* _EXERCISE PROMPT_:
Each line in the entries below that holds the string "legend" is to be listed.

** Begin MATERIAL FOR THIS TASK **

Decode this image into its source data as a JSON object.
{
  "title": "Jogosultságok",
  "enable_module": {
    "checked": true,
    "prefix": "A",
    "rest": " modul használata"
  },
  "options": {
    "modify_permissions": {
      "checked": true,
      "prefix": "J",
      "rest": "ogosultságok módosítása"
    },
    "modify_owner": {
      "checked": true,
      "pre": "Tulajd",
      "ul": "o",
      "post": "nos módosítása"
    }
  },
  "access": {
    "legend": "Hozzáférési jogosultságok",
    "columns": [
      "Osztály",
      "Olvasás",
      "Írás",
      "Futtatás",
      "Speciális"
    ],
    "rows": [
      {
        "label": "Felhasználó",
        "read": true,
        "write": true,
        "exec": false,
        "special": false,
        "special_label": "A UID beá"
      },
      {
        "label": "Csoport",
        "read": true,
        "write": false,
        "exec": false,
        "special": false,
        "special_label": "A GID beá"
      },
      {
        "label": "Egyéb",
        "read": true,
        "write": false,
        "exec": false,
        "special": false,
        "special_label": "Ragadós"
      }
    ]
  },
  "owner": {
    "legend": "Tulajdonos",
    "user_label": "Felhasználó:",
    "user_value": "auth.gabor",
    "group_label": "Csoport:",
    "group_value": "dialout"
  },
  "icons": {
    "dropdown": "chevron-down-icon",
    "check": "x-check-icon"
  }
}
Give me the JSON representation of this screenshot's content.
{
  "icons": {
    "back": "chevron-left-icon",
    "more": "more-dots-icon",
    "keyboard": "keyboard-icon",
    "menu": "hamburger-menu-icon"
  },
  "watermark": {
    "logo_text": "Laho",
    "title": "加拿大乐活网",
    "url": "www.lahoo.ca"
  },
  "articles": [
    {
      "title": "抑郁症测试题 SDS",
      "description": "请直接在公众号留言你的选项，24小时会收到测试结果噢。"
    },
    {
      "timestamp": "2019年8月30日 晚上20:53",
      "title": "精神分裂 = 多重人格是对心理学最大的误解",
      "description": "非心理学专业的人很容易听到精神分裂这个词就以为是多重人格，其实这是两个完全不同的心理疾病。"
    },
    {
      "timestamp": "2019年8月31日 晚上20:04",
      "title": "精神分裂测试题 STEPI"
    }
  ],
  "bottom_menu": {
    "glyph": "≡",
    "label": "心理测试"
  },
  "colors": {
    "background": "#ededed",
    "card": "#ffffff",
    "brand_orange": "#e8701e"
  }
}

** End MATERIAL FOR THIS TASK **

* _RIGHT ANSWER_:
    "legend": "Hozzáférési jogosultságok",
    "legend": "Tulajdonos",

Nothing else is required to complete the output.